Qemu arguments and the init process

You will use the previous qemu command and extend it with the respective -initrd <file> and -append "<arg1> <arg2> ..." arguments.

[success] Questions

• What needs to be passed to the kernel within append in order to tell it what binary to execute?
• What is the default executable path of the kernel in case nothing is passed to change it?
• What is the complete qemu command line to run your sysinfo application as the init process?

Busybox

To prepare a more versatile userland you can leverage the busybox utility. Use the following stable release of busybox for this assignment:

• http://busybox.net/downloads/busybox-1.26.2.tar.bz2

Busybox Configuration

Change your shell to the the directory with the unpacked busybox sources. Then:

1. Run make allnoconfig to deselect all options
2. Run make menuconfig to open an ncurses menu. This menu lets you configure all the applets that will be available from the single multi-call binary produced in the compilation step.

[success] Questions

• How do multi-call binaries work?
• What applets are needed to allow us to interact with the system?
• How are symlinks to these binaries interpreted?

Compilation

Analog to the kernel compilation you can use the same command with the busybox sources too:

make -j5

This should result in a binary named busybox in the build directory. Please inspect this binary using the file utility.

[success] Questions

• Does your busybox file have dynamic link dependencies against libraries installed on the build host?
• How can you verify this on the command line?

[info] Busybox allows to configure the buildsystem via the menuconfig. Look for the term static.

InitRamDisk #2

For the second initial ramdisk you create a system that contains busybox and your sysinfo application. Busybox can be configured to provide an interactive shell interpreter and other utilities like cp, cat, etc..

[success] Questions

• What busybox options have you chosen for your new initrd, and why?

On-Disk-Filesystem Layout

An (ASCI) image says more than words:

├── bin
│   ├── busybox
│   └── sysinfo
└── init

[success] Questions

• Which additional directories are required to make the system work at runtime?
• Which directories need to be created to be compliant with the Linux FHS 3.0?

The init file

The init file shall be an executable shell script - yet to be written by you! - that is responsible for setting up the userland at runtime.

• _ENTRIES SHOWN_:
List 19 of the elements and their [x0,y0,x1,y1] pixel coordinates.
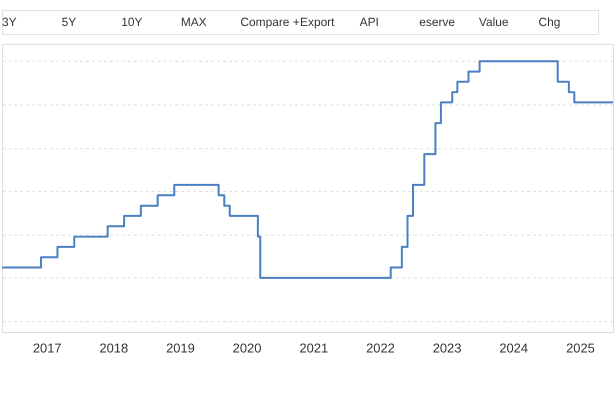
x-tick-label: 2024 [499,340,528,356]
x-tick-label: 2025 [566,340,595,356]
text: Value [478,14,509,29]
text: eserve [419,14,456,29]
text: 10Y [121,14,142,29]
x-tick-label: 2021 [299,340,328,356]
text: MAX [180,14,207,29]
x-tick-label: 2017 [32,340,62,356]
x-tick-label: 2019 [166,340,195,356]
x-tick-label: 2022 [366,340,395,356]
text: API [360,14,379,29]
text: Export [300,14,336,29]
x-tick-label: 2018 [99,340,128,356]
text: 5Y [62,14,76,29]
text: Chg [538,14,560,29]
text: 3Y [2,14,17,29]
text: Compare + [240,14,300,29]
x-tick-label: 2023 [432,340,462,356]
x-tick-label: 2020 [232,340,262,356]
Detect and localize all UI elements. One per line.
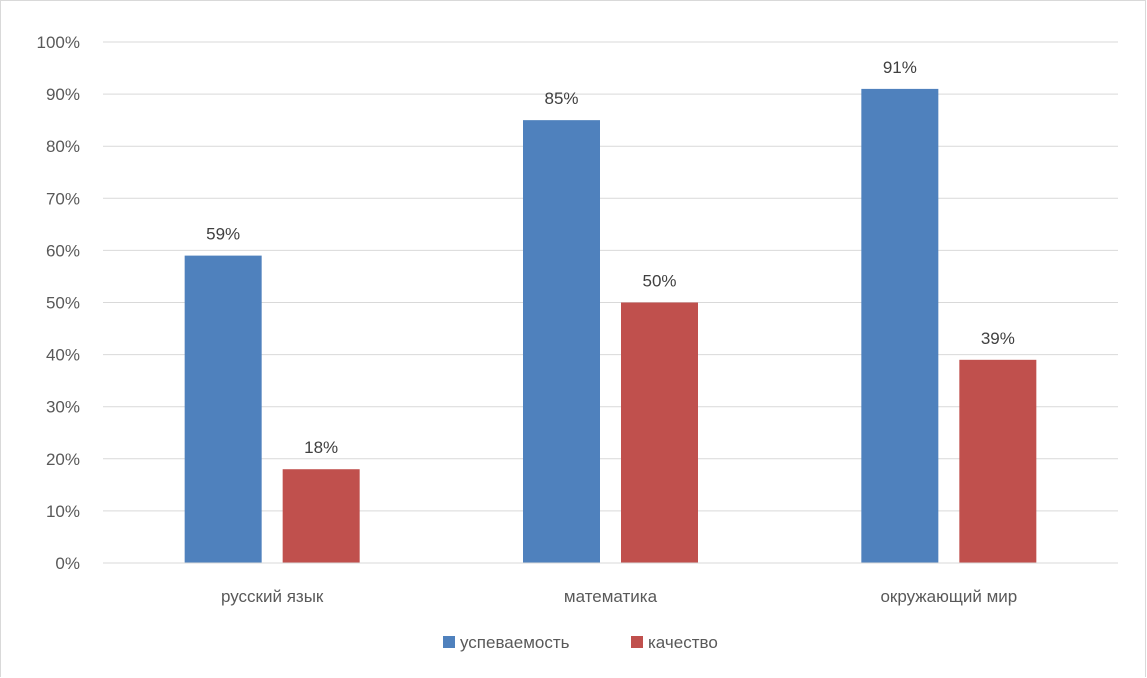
legend-swatch-0	[443, 636, 455, 648]
y-tick-label-80: 80%	[46, 137, 80, 156]
data-label-0-1: 18%	[304, 438, 338, 457]
legend-label-0: успеваемость	[460, 633, 570, 652]
bar-2-0	[861, 88, 939, 563]
legend-swatch-1	[631, 636, 643, 648]
x-category-label-0: русский язык	[221, 587, 324, 606]
y-tick-label-30: 30%	[46, 398, 80, 417]
y-tick-label-20: 20%	[46, 450, 80, 469]
bar-0-1	[282, 469, 360, 563]
y-tick-label-70: 70%	[46, 189, 80, 208]
y-tick-label-60: 60%	[46, 241, 80, 260]
y-tick-label-50: 50%	[46, 294, 80, 313]
x-category-label-2: окружающий мир	[880, 587, 1017, 606]
data-label-2-0: 91%	[883, 58, 917, 77]
data-label-1-0: 85%	[544, 89, 578, 108]
y-tick-label-10: 10%	[46, 502, 80, 521]
data-label-0-0: 59%	[206, 225, 240, 244]
y-tick-label-100: 100%	[37, 33, 80, 52]
legend-label-1: качество	[648, 633, 718, 652]
bar-2-1	[959, 359, 1037, 563]
y-tick-label-90: 90%	[46, 85, 80, 104]
y-tick-label-0: 0%	[55, 554, 80, 573]
bar-0-0	[184, 255, 262, 564]
y-tick-label-40: 40%	[46, 346, 80, 365]
x-category-label-1: математика	[564, 587, 658, 606]
bar-1-1	[621, 302, 698, 563]
data-label-1-1: 50%	[642, 272, 676, 291]
bar-1-0	[523, 120, 600, 564]
data-label-2-1: 39%	[981, 329, 1015, 348]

• _TASKS TO COMPLETE_:
• 1. Can you duplicate the part of the qemu and busybox text starting at "InitRamDisk #2" and ending at "initrd, and why?"?
• 2. Do these statements agree with the qemu and busybox text? Answer yes or no for each, quoting the deciding words. (a) The assignment uses busybox release 1.26.2. (b) Running make allnoconfig selects all options. (c) The init file should be a compiled binary.
• 3. In the qemu and busybox text, which command compiles the busybox sources?
Rely only on the qemu and busybox text, not on the rows.

• _SOLUTIONS FOR EACH TASK_:
• 1.
InitRamDisk #2

For the second initial ramdisk you create a system that contains busybox and your sysinfo application. Busybox can be configured to provide an interactive shell interpreter and other utilities like cp, cat, etc..

[success] Questions

• What busybox options have you chosen for your new initrd, and why?

• 2.
(a) Yes: "http://busybox.net/downloads/busybox-1.26.2.tar.bz2"
(b) No: "Run make allnoconfig to deselect all options"
(c) No: "The init file shall be an executable shell script"

• 3. make -j5